--- Begin EXERCISE INPUT ---
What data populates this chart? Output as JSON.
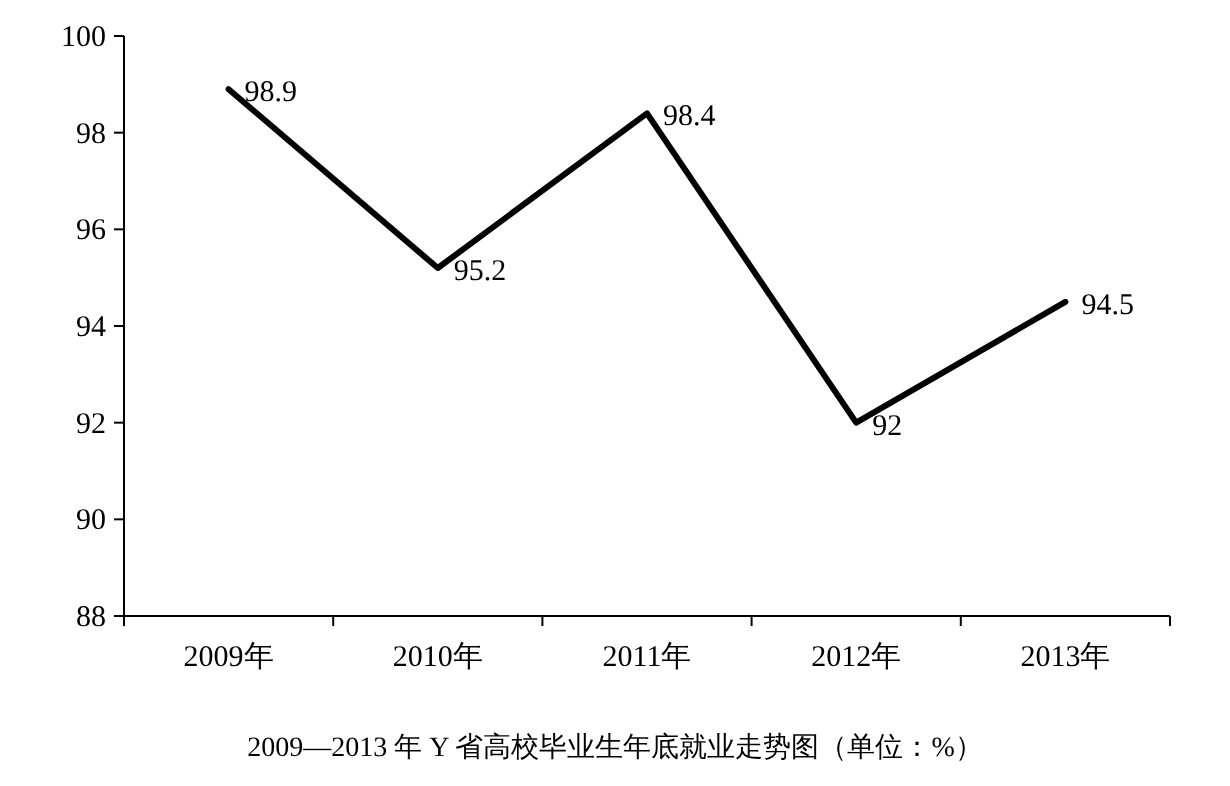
{
  "chart_data": {
    "type": "line",
    "title": "2009—2013 年 Y 省高校毕业生年底就业走势图（单位：%）",
    "categories": [
      "2009年",
      "2010年",
      "2011年",
      "2012年",
      "2013年"
    ],
    "series": [
      {
        "color": "#000000",
        "values": [
          98.9,
          95.2,
          98.4,
          92,
          94.5
        ]
      }
    ],
    "ylim": [
      88,
      100
    ],
    "yticks": [
      88,
      90,
      92,
      94,
      96,
      98,
      100
    ],
    "data_labels": true,
    "grid": false,
    "marker": "none",
    "line_style": "solid"
  }
}
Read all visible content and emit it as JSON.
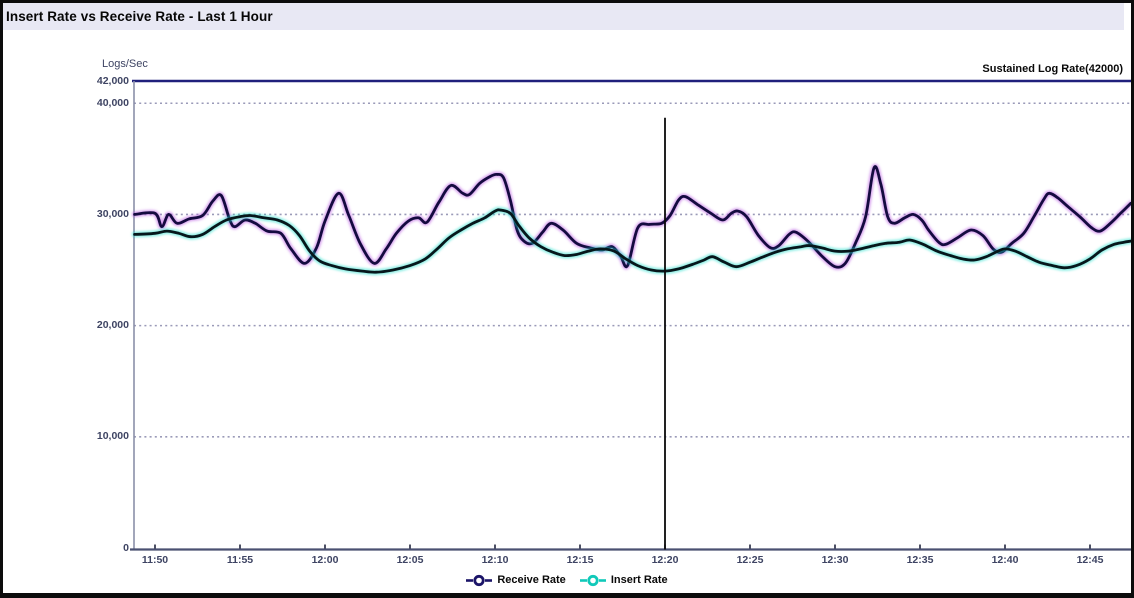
{
  "window": {
    "title": "Insert Rate vs Receive Rate - Last 1 Hour"
  },
  "chart_data": {
    "type": "line",
    "title": "Insert Rate vs Receive Rate - Last 1 Hour",
    "ylabel": "Logs/Sec",
    "xlabel": "",
    "ylim": [
      0,
      42000
    ],
    "grid": "dotted horizontal",
    "legend_position": "bottom-center",
    "y_ticks": [
      {
        "value": 42000,
        "label": "42,000"
      },
      {
        "value": 40000,
        "label": "40,000"
      },
      {
        "value": 30000,
        "label": "30,000"
      },
      {
        "value": 20000,
        "label": "20,000"
      },
      {
        "value": 10000,
        "label": "10,000"
      },
      {
        "value": 0,
        "label": "0"
      }
    ],
    "gridline_values": [
      40000,
      30000,
      20000,
      10000
    ],
    "x_ticks": [
      "11:50",
      "11:55",
      "12:00",
      "12:05",
      "12:10",
      "12:15",
      "12:20",
      "12:25",
      "12:30",
      "12:35",
      "12:40",
      "12:45"
    ],
    "x_start_minutes": -1.2,
    "x_end_minutes": 57.4,
    "x_origin_label": "11:50",
    "threshold": {
      "label": "Sustained Log Rate(42000)",
      "value": 42000,
      "color": "#20207c"
    },
    "cursor": {
      "time": "12:20",
      "minutes": 30,
      "top_value": 38700,
      "color": "#0a0a0a"
    },
    "colors": {
      "receive_core": "#150b40",
      "receive_glow": "#b44ee0",
      "insert_core": "#06171c",
      "insert_glow": "#16ddc9",
      "gridline": "#9a9ab8",
      "axis": "#4a5072",
      "titlebar_bg": "#e8e8f4"
    },
    "series": [
      {
        "name": "Receive Rate",
        "points_minutes_value": [
          [
            -1.2,
            30000
          ],
          [
            0,
            30100
          ],
          [
            0.4,
            28900
          ],
          [
            0.8,
            30000
          ],
          [
            1.3,
            29200
          ],
          [
            2,
            29600
          ],
          [
            2.8,
            29900
          ],
          [
            3.4,
            31200
          ],
          [
            3.9,
            31700
          ],
          [
            4.4,
            29500
          ],
          [
            4.7,
            28900
          ],
          [
            5.3,
            29500
          ],
          [
            5.9,
            29200
          ],
          [
            6.6,
            28500
          ],
          [
            7.4,
            28300
          ],
          [
            8,
            26900
          ],
          [
            8.8,
            25600
          ],
          [
            9.5,
            27000
          ],
          [
            10,
            29400
          ],
          [
            10.8,
            31900
          ],
          [
            11.4,
            29900
          ],
          [
            12.1,
            27300
          ],
          [
            12.9,
            25600
          ],
          [
            13.6,
            26900
          ],
          [
            14.2,
            28300
          ],
          [
            14.9,
            29400
          ],
          [
            15.5,
            29700
          ],
          [
            16,
            29300
          ],
          [
            16.7,
            31100
          ],
          [
            17.4,
            32600
          ],
          [
            18.1,
            31900
          ],
          [
            18.5,
            31800
          ],
          [
            19.1,
            32800
          ],
          [
            19.7,
            33400
          ],
          [
            20.1,
            33600
          ],
          [
            20.5,
            33300
          ],
          [
            20.9,
            31300
          ],
          [
            21.3,
            28600
          ],
          [
            21.7,
            27600
          ],
          [
            22.2,
            27400
          ],
          [
            22.8,
            28400
          ],
          [
            23.3,
            29200
          ],
          [
            24,
            28600
          ],
          [
            24.8,
            27400
          ],
          [
            25.6,
            27000
          ],
          [
            26.3,
            26800
          ],
          [
            26.9,
            27100
          ],
          [
            27.4,
            26200
          ],
          [
            27.8,
            25400
          ],
          [
            28.4,
            28800
          ],
          [
            29.1,
            29100
          ],
          [
            29.8,
            29200
          ],
          [
            30.3,
            29900
          ],
          [
            30.8,
            31300
          ],
          [
            31.2,
            31600
          ],
          [
            31.9,
            30900
          ],
          [
            32.7,
            30100
          ],
          [
            33.4,
            29500
          ],
          [
            33.9,
            30100
          ],
          [
            34.3,
            30300
          ],
          [
            34.8,
            29800
          ],
          [
            35.5,
            28100
          ],
          [
            36.2,
            27000
          ],
          [
            36.7,
            27200
          ],
          [
            37.3,
            28200
          ],
          [
            37.7,
            28400
          ],
          [
            38.4,
            27600
          ],
          [
            39.2,
            26300
          ],
          [
            40,
            25300
          ],
          [
            40.6,
            25600
          ],
          [
            41.2,
            27400
          ],
          [
            41.8,
            29800
          ],
          [
            42.3,
            34200
          ],
          [
            42.7,
            32700
          ],
          [
            43.1,
            29800
          ],
          [
            43.5,
            29200
          ],
          [
            44.1,
            29700
          ],
          [
            44.6,
            30000
          ],
          [
            45.1,
            29500
          ],
          [
            45.5,
            28600
          ],
          [
            46.1,
            27500
          ],
          [
            46.5,
            27300
          ],
          [
            47.2,
            27900
          ],
          [
            48,
            28600
          ],
          [
            48.7,
            28100
          ],
          [
            49.3,
            26900
          ],
          [
            49.8,
            26600
          ],
          [
            50.4,
            27400
          ],
          [
            51.1,
            28300
          ],
          [
            51.7,
            29800
          ],
          [
            52.3,
            31400
          ],
          [
            52.6,
            31900
          ],
          [
            53.1,
            31500
          ],
          [
            53.7,
            30700
          ],
          [
            54.4,
            29800
          ],
          [
            55.1,
            28800
          ],
          [
            55.6,
            28500
          ],
          [
            56.2,
            29200
          ],
          [
            56.8,
            30100
          ],
          [
            57.4,
            31000
          ]
        ]
      },
      {
        "name": "Insert Rate",
        "points_minutes_value": [
          [
            -1.2,
            28200
          ],
          [
            0,
            28300
          ],
          [
            0.7,
            28500
          ],
          [
            1.4,
            28300
          ],
          [
            2.1,
            28000
          ],
          [
            2.8,
            28200
          ],
          [
            3.5,
            28900
          ],
          [
            4.2,
            29500
          ],
          [
            5,
            29800
          ],
          [
            5.6,
            29900
          ],
          [
            6.4,
            29700
          ],
          [
            7.2,
            29500
          ],
          [
            7.9,
            29000
          ],
          [
            8.5,
            28100
          ],
          [
            9.1,
            26700
          ],
          [
            9.7,
            25800
          ],
          [
            10.4,
            25400
          ],
          [
            11.2,
            25100
          ],
          [
            12.2,
            24900
          ],
          [
            13,
            24800
          ],
          [
            14,
            25000
          ],
          [
            15,
            25400
          ],
          [
            15.9,
            26000
          ],
          [
            16.6,
            26900
          ],
          [
            17.3,
            27900
          ],
          [
            18,
            28600
          ],
          [
            18.7,
            29200
          ],
          [
            19.4,
            29700
          ],
          [
            20,
            30300
          ],
          [
            20.3,
            30400
          ],
          [
            20.9,
            30100
          ],
          [
            21.4,
            29000
          ],
          [
            22,
            27900
          ],
          [
            22.7,
            27100
          ],
          [
            23.4,
            26600
          ],
          [
            24.1,
            26300
          ],
          [
            24.8,
            26400
          ],
          [
            25.5,
            26700
          ],
          [
            26.2,
            26900
          ],
          [
            27,
            26700
          ],
          [
            27.7,
            26000
          ],
          [
            28.4,
            25400
          ],
          [
            29.2,
            25000
          ],
          [
            30,
            24900
          ],
          [
            30.8,
            25100
          ],
          [
            31.6,
            25500
          ],
          [
            32.3,
            25900
          ],
          [
            32.8,
            26200
          ],
          [
            33.5,
            25700
          ],
          [
            34.2,
            25300
          ],
          [
            35,
            25700
          ],
          [
            35.8,
            26200
          ],
          [
            36.5,
            26600
          ],
          [
            37.2,
            26900
          ],
          [
            38,
            27100
          ],
          [
            38.5,
            27200
          ],
          [
            39.2,
            27000
          ],
          [
            40,
            26700
          ],
          [
            40.8,
            26700
          ],
          [
            41.5,
            26900
          ],
          [
            42.3,
            27200
          ],
          [
            43,
            27400
          ],
          [
            43.8,
            27500
          ],
          [
            44.4,
            27700
          ],
          [
            45.2,
            27300
          ],
          [
            46,
            26700
          ],
          [
            46.8,
            26300
          ],
          [
            47.5,
            26000
          ],
          [
            48.2,
            25900
          ],
          [
            48.9,
            26200
          ],
          [
            49.6,
            26700
          ],
          [
            50,
            26900
          ],
          [
            50.6,
            26700
          ],
          [
            51.3,
            26200
          ],
          [
            52,
            25700
          ],
          [
            52.8,
            25400
          ],
          [
            53.5,
            25200
          ],
          [
            54.2,
            25400
          ],
          [
            55,
            26000
          ],
          [
            55.7,
            26800
          ],
          [
            56.4,
            27300
          ],
          [
            57,
            27500
          ],
          [
            57.4,
            27600
          ]
        ]
      }
    ],
    "legend": [
      {
        "name": "Receive Rate",
        "marker_color": "#1b1468"
      },
      {
        "name": "Insert Rate",
        "marker_color": "#10c9b9"
      }
    ]
  }
}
--- End EXERCISE INPUT ---
* _GOAL_:
Copy out every line that includes the word "Hour".

* _ANSWER_:
    "title": "Insert Rate vs Receive Rate - Last 1 Hour"
    "title": "Insert Rate vs Receive Rate - Last 1 Hour",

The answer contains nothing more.